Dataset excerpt

[start]

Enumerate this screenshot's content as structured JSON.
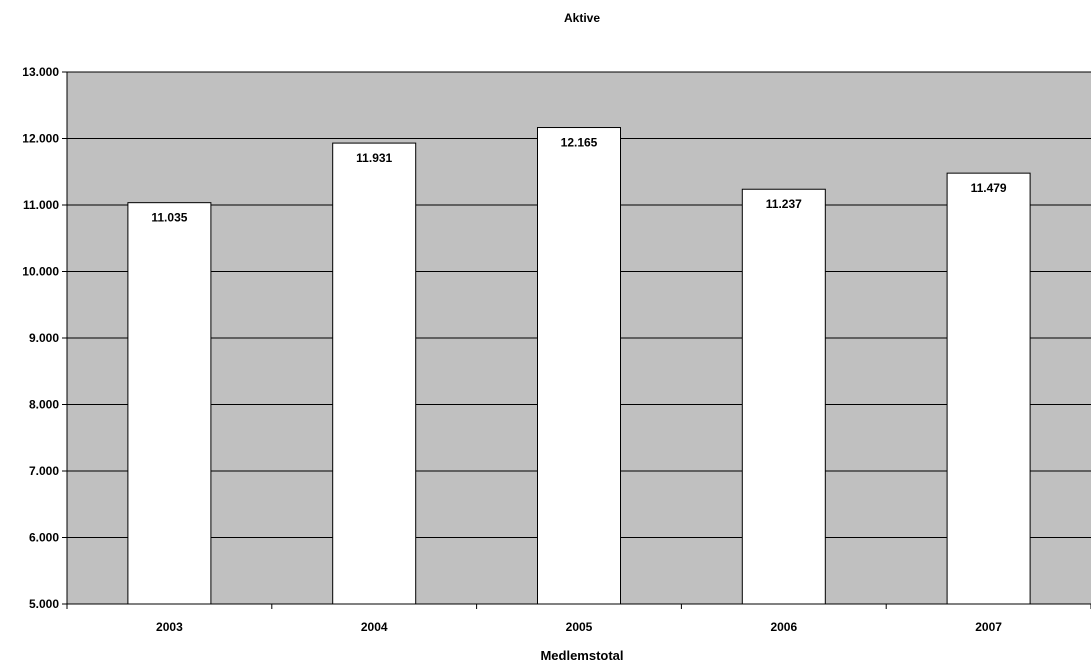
{
  "chart_data": {
    "type": "bar",
    "title": "Aktive",
    "xlabel": "Medlemstotal",
    "ylabel": "",
    "categories": [
      "2003",
      "2004",
      "2005",
      "2006",
      "2007"
    ],
    "values": [
      11035,
      11931,
      12165,
      11237,
      11479
    ],
    "value_labels": [
      "11.035",
      "11.931",
      "12.165",
      "11.237",
      "11.479"
    ],
    "ylim": [
      5000,
      13000
    ],
    "yticks": [
      5000,
      6000,
      7000,
      8000,
      9000,
      10000,
      11000,
      12000,
      13000
    ],
    "ytick_labels": [
      "5.000",
      "6.000",
      "7.000",
      "8.000",
      "9.000",
      "10.000",
      "11.000",
      "12.000",
      "13.000"
    ],
    "grid": true,
    "colors": {
      "plot_background": "#c0c0c0",
      "bar_fill": "#ffffff",
      "bar_stroke": "#000000",
      "gridline": "#000000"
    }
  }
}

[end]

# DIRECTIONS FOR THIS TASK
Return the full material word for word. Do not include the pictures.

# CORRECT RESPONSE
Enumerate this screenshot's content as structured JSON.
{
  "chart_data": {
    "type": "bar",
    "title": "Aktive",
    "xlabel": "Medlemstotal",
    "ylabel": "",
    "categories": [
      "2003",
      "2004",
      "2005",
      "2006",
      "2007"
    ],
    "values": [
      11035,
      11931,
      12165,
      11237,
      11479
    ],
    "value_labels": [
      "11.035",
      "11.931",
      "12.165",
      "11.237",
      "11.479"
    ],
    "ylim": [
      5000,
      13000
    ],
    "yticks": [
      5000,
      6000,
      7000,
      8000,
      9000,
      10000,
      11000,
      12000,
      13000
    ],
    "ytick_labels": [
      "5.000",
      "6.000",
      "7.000",
      "8.000",
      "9.000",
      "10.000",
      "11.000",
      "12.000",
      "13.000"
    ],
    "grid": true,
    "colors": {
      "plot_background": "#c0c0c0",
      "bar_fill": "#ffffff",
      "bar_stroke": "#000000",
      "gridline": "#000000"
    }
  }
}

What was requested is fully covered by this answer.